(Collected data)

┄┄┄┄┄┄┄┄┄┄┄┄┄┄┄┄┄┄┄┄

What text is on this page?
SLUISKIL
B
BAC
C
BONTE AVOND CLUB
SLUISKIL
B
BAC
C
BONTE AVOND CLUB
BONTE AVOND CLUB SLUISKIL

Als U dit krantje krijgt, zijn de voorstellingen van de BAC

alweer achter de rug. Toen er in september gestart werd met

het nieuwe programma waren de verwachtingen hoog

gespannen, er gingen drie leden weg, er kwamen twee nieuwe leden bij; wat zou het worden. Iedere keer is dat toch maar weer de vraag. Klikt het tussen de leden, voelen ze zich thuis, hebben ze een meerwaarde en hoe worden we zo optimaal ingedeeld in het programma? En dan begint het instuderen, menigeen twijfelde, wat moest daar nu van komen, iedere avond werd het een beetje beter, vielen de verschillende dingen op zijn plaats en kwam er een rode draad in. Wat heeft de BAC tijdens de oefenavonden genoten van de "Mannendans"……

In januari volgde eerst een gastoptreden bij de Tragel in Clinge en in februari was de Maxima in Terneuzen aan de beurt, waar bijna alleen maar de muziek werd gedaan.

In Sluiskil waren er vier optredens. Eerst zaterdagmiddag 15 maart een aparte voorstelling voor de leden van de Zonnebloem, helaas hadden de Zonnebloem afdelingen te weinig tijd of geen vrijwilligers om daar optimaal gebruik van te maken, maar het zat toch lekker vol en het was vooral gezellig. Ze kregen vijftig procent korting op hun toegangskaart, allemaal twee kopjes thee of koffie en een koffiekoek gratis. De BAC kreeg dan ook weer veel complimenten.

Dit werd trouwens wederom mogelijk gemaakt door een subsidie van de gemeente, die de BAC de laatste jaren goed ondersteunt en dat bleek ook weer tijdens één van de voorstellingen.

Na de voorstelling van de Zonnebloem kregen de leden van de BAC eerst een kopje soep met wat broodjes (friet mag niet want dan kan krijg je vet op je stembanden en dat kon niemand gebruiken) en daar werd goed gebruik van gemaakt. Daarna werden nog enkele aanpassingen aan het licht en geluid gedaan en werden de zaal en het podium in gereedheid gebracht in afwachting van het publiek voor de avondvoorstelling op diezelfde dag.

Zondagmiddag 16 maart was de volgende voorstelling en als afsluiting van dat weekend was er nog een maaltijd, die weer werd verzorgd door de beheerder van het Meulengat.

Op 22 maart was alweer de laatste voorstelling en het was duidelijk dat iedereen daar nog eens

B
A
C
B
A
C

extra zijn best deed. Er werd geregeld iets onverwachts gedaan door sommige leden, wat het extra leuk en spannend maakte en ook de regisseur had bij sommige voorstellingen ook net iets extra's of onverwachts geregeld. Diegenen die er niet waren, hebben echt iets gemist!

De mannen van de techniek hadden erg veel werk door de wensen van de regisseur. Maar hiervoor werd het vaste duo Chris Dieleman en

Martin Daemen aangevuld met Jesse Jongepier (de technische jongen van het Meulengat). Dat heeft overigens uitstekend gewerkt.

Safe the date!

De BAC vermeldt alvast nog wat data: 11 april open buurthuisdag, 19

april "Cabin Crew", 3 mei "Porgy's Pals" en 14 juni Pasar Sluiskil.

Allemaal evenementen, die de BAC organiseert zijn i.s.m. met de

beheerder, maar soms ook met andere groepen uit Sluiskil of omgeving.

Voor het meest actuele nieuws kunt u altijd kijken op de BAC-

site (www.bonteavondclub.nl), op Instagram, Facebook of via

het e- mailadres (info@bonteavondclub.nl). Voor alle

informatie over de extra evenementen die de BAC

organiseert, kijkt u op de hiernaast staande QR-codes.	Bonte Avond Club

┄┄┄┄┄┄┄┄┄┄┄┄┄┄┄┄┄┄┄┄

## [TO DO]
Please quote every record above exactly as it appears.

## [SOLUTION]
What text is on this page?
SLUISKIL
B
BAC
C
BONTE AVOND CLUB
SLUISKIL
B
BAC
C
BONTE AVOND CLUB
BONTE AVOND CLUB SLUISKIL

Als U dit krantje krijgt, zijn de voorstellingen van de BAC

alweer achter de rug. Toen er in september gestart werd met

het nieuwe programma waren de verwachtingen hoog

gespannen, er gingen drie leden weg, er kwamen twee nieuwe leden bij; wat zou het worden. Iedere keer is dat toch maar weer de vraag. Klikt het tussen de leden, voelen ze zich thuis, hebben ze een meerwaarde en hoe worden we zo optimaal ingedeeld in het programma? En dan begint het instuderen, menigeen twijfelde, wat moest daar nu van komen, iedere avond werd het een beetje beter, vielen de verschillende dingen op zijn plaats en kwam er een rode draad in. Wat heeft de BAC tijdens de oefenavonden genoten van de "Mannendans"……

In januari volgde eerst een gastoptreden bij de Tragel in Clinge en in februari was de Maxima in Terneuzen aan de beurt, waar bijna alleen maar de muziek werd gedaan.

In Sluiskil waren er vier optredens. Eerst zaterdagmiddag 15 maart een aparte voorstelling voor de leden van de Zonnebloem, helaas hadden de Zonnebloem afdelingen te weinig tijd of geen vrijwilligers om daar optimaal gebruik van te maken, maar het zat toch lekker vol en het was vooral gezellig. Ze kregen vijftig procent korting op hun toegangskaart, allemaal twee kopjes thee of koffie en een koffiekoek gratis. De BAC kreeg dan ook weer veel complimenten.

Dit werd trouwens wederom mogelijk gemaakt door een subsidie van de gemeente, die de BAC de laatste jaren goed ondersteunt en dat bleek ook weer tijdens één van de voorstellingen.

Na de voorstelling van de Zonnebloem kregen de leden van de BAC eerst een kopje soep met wat broodjes (friet mag niet want dan kan krijg je vet op je stembanden en dat kon niemand gebruiken) en daar werd goed gebruik van gemaakt. Daarna werden nog enkele aanpassingen aan het licht en geluid gedaan en werden de zaal en het podium in gereedheid gebracht in afwachting van het publiek voor de avondvoorstelling op diezelfde dag.

Zondagmiddag 16 maart was de volgende voorstelling en als afsluiting van dat weekend was er nog een maaltijd, die weer werd verzorgd door de beheerder van het Meulengat.

Op 22 maart was alweer de laatste voorstelling en het was duidelijk dat iedereen daar nog eens

B
A
C
B
A
C

extra zijn best deed. Er werd geregeld iets onverwachts gedaan door sommige leden, wat het extra leuk en spannend maakte en ook de regisseur had bij sommige voorstellingen ook net iets extra's of onverwachts geregeld. Diegenen die er niet waren, hebben echt iets gemist!

De mannen van de techniek hadden erg veel werk door de wensen van de regisseur. Maar hiervoor werd het vaste duo Chris Dieleman en

Martin Daemen aangevuld met Jesse Jongepier (de technische jongen van het Meulengat). Dat heeft overigens uitstekend gewerkt.

Safe the date!

De BAC vermeldt alvast nog wat data: 11 april open buurthuisdag, 19

april "Cabin Crew", 3 mei "Porgy's Pals" en 14 juni Pasar Sluiskil.

Allemaal evenementen, die de BAC organiseert zijn i.s.m. met de

beheerder, maar soms ook met andere groepen uit Sluiskil of omgeving.

Voor het meest actuele nieuws kunt u altijd kijken op de BAC-

site (www.bonteavondclub.nl), op Instagram, Facebook of via

het e- mailadres (info@bonteavondclub.nl). Voor alle

informatie over de extra evenementen die de BAC

organiseert, kijkt u op de hiernaast staande QR-codes.	Bonte Avond Club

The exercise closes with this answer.